:: Given entries

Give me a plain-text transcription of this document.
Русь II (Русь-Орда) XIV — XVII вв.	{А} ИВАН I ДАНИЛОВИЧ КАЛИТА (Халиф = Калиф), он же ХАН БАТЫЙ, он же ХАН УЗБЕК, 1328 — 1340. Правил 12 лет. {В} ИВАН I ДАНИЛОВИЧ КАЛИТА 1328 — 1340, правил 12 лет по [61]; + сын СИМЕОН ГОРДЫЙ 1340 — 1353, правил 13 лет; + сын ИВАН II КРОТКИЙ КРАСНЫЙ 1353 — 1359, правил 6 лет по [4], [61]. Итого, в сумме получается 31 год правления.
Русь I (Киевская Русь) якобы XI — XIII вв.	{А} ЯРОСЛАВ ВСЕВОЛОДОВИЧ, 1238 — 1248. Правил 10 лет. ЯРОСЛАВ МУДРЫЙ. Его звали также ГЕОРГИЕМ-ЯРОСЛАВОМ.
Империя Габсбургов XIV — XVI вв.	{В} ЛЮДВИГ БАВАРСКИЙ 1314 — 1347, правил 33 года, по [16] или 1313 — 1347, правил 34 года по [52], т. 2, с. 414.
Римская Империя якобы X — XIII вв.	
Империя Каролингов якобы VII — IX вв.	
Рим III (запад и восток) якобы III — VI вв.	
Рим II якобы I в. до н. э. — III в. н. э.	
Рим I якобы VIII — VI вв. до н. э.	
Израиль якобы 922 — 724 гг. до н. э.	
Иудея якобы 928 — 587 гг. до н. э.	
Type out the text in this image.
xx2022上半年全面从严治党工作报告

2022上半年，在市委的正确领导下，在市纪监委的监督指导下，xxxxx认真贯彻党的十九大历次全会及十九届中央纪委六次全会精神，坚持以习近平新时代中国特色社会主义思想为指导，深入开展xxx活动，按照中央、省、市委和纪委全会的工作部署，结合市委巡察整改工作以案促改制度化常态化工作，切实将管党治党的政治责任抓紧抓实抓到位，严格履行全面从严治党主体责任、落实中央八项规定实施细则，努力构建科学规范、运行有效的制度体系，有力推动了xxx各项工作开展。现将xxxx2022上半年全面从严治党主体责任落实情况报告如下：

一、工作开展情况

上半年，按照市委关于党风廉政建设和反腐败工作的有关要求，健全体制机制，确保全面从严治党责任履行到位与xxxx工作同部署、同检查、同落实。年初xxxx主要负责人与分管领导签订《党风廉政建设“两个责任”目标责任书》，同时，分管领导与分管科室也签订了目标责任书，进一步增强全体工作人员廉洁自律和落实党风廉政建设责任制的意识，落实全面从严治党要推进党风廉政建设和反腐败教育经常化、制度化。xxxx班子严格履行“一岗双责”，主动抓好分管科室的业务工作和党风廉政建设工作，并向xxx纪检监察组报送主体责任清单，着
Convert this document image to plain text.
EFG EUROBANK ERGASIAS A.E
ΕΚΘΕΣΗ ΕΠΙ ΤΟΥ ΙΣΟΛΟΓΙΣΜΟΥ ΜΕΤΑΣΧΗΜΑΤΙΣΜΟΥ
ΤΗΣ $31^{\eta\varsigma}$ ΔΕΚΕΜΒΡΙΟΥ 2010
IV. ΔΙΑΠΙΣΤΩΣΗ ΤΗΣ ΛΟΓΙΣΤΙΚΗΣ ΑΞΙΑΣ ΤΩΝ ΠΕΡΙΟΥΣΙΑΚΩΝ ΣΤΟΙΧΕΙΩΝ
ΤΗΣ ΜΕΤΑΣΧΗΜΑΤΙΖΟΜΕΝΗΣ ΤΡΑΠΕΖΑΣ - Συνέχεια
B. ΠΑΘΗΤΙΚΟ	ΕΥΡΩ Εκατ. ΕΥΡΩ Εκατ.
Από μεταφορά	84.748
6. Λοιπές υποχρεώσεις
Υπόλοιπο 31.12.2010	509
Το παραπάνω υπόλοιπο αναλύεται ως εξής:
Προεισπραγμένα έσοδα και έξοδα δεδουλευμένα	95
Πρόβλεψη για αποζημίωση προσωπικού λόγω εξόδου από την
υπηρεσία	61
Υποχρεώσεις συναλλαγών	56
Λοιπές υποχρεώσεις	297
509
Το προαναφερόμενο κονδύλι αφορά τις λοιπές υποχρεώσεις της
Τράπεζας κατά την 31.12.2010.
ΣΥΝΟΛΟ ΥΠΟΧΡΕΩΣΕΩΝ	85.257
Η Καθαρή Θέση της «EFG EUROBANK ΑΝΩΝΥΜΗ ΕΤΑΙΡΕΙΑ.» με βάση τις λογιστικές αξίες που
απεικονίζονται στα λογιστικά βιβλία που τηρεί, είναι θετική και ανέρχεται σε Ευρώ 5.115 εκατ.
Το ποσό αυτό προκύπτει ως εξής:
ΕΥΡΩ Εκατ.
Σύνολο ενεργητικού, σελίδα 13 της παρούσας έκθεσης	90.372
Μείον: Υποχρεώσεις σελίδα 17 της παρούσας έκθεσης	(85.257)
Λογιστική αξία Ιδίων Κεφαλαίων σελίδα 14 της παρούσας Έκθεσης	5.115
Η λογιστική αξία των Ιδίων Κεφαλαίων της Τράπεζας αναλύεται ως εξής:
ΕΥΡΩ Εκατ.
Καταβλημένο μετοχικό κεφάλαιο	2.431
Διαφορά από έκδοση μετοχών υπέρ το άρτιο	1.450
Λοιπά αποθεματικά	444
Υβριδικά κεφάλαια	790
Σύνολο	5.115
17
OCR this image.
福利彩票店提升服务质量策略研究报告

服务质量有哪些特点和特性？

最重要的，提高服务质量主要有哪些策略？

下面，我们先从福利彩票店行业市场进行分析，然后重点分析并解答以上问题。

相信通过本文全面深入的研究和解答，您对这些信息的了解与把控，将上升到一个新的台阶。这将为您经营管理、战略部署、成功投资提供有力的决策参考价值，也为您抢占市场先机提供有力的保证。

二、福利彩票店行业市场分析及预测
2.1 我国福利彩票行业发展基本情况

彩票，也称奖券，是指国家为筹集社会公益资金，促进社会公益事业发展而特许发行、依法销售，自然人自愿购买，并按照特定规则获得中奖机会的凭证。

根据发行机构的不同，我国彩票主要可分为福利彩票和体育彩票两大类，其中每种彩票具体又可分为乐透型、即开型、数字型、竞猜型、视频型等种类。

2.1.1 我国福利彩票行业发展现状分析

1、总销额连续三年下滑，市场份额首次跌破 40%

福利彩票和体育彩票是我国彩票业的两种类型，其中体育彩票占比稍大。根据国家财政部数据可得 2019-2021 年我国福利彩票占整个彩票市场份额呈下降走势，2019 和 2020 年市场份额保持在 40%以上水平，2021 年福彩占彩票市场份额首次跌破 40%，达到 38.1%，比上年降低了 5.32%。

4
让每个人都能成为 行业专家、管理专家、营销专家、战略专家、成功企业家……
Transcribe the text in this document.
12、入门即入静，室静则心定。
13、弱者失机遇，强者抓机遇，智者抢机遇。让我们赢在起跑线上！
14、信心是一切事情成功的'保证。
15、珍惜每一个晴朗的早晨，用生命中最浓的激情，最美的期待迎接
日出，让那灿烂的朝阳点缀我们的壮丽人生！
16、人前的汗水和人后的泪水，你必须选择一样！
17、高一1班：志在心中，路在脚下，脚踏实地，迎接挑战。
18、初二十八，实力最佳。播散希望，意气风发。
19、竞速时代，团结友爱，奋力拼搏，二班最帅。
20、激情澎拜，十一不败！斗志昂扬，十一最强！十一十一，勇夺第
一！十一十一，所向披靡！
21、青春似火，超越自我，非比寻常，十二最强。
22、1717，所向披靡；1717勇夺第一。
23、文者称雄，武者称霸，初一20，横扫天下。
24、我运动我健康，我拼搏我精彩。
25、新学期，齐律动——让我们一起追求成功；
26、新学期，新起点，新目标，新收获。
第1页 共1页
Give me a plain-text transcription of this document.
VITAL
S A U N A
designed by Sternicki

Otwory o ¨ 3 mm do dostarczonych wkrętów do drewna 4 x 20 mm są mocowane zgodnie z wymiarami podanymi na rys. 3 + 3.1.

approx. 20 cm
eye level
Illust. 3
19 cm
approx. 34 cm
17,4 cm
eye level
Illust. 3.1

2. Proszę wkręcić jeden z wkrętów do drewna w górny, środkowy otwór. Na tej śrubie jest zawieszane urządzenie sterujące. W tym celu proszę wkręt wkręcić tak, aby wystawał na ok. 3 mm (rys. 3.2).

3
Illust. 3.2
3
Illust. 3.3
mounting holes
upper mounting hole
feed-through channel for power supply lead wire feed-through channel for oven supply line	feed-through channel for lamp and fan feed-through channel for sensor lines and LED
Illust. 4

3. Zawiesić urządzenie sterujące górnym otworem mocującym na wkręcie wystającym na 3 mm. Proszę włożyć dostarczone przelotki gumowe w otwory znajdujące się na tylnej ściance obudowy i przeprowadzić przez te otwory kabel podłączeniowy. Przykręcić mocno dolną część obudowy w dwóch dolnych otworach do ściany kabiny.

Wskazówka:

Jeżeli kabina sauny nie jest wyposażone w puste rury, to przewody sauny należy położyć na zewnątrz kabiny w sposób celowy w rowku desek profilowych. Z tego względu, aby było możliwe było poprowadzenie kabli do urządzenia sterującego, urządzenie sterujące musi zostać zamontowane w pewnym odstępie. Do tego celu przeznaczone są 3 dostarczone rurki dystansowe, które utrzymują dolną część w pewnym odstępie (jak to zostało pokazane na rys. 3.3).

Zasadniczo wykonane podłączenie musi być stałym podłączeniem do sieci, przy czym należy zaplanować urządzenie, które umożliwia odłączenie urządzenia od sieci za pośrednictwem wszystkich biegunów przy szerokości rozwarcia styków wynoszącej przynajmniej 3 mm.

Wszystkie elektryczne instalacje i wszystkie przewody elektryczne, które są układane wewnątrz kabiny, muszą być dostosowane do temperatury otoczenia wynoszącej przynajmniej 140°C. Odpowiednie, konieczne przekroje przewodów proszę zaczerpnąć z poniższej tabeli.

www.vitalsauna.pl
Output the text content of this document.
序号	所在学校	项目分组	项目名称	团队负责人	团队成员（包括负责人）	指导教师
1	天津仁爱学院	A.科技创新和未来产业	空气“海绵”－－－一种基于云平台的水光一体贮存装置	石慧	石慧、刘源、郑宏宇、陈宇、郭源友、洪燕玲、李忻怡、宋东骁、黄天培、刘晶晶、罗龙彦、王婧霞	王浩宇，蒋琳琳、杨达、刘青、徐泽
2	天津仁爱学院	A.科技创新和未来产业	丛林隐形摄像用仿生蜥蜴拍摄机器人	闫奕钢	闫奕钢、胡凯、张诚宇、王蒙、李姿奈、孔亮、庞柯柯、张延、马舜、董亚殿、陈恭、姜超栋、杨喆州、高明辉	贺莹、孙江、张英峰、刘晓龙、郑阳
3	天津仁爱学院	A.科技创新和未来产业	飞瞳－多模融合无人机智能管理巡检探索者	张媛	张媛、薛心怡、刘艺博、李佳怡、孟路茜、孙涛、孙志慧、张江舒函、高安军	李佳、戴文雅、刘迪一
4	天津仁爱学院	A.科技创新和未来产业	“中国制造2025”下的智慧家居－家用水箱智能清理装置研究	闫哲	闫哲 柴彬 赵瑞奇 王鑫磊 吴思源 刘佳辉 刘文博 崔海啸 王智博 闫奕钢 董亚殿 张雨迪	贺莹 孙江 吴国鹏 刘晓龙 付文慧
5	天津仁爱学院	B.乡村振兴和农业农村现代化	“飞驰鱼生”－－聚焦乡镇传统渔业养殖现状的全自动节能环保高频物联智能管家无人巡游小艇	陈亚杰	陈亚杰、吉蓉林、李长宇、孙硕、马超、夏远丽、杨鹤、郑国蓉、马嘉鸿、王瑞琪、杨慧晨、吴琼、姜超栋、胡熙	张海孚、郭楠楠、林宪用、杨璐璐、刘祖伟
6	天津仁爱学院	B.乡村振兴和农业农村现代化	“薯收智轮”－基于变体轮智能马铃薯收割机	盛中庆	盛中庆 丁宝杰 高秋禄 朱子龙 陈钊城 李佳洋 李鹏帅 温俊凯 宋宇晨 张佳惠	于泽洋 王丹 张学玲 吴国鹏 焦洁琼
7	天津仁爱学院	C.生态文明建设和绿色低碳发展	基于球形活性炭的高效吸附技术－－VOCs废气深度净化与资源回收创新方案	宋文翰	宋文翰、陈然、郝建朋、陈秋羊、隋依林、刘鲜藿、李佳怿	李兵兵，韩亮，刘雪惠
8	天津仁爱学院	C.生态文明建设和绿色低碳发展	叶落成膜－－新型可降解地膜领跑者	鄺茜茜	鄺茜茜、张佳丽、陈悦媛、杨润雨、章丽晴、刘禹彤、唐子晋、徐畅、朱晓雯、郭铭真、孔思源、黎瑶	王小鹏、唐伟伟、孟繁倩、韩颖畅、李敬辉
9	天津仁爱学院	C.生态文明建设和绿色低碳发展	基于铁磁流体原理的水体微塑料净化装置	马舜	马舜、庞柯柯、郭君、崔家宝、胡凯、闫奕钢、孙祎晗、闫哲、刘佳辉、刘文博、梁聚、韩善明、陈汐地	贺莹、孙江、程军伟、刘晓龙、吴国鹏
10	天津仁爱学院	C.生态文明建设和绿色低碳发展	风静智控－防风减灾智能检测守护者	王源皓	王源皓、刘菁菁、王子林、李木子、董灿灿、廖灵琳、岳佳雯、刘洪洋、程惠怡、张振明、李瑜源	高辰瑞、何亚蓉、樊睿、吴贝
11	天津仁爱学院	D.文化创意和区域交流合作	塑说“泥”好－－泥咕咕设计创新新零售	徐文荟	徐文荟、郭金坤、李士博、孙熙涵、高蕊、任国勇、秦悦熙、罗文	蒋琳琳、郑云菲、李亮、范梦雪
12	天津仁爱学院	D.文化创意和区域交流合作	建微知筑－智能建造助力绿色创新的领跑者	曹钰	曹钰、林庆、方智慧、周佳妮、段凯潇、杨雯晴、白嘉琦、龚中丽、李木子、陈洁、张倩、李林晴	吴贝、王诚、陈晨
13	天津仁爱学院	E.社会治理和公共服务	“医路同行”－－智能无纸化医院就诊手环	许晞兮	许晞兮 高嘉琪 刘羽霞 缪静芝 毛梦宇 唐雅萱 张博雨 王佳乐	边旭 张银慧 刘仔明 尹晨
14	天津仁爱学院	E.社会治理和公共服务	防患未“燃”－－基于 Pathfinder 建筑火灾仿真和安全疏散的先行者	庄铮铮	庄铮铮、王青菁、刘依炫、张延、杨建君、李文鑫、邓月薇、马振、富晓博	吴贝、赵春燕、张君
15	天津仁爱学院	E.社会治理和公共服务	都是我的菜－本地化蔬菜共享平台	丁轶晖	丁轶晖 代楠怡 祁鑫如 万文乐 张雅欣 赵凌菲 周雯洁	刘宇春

::::

Gather from the data above every line with the string "乡村振兴和农业农村现代化".

Result of the exercise:
5	天津仁爱学院	B.乡村振兴和农业农村现代化	“飞驰鱼生”－－聚焦乡镇传统渔业养殖现状的全自动节能环保高频物联智能管家无人巡游小艇	陈亚杰	陈亚杰、吉蓉林、李长宇、孙硕、马超、夏远丽、杨鹤、郑国蓉、马嘉鸿、王瑞琪、杨慧晨、吴琼、姜超栋、胡熙	张海孚、郭楠楠、林宪用、杨璐璐、刘祖伟
6	天津仁爱学院	B.乡村振兴和农业农村现代化	“薯收智轮”－基于变体轮智能马铃薯收割机	盛中庆	盛中庆 丁宝杰 高秋禄 朱子龙 陈钊城 李佳洋 李鹏帅 温俊凯 宋宇晨 张佳惠	于泽洋 王丹 张学玲 吴国鹏 焦洁琼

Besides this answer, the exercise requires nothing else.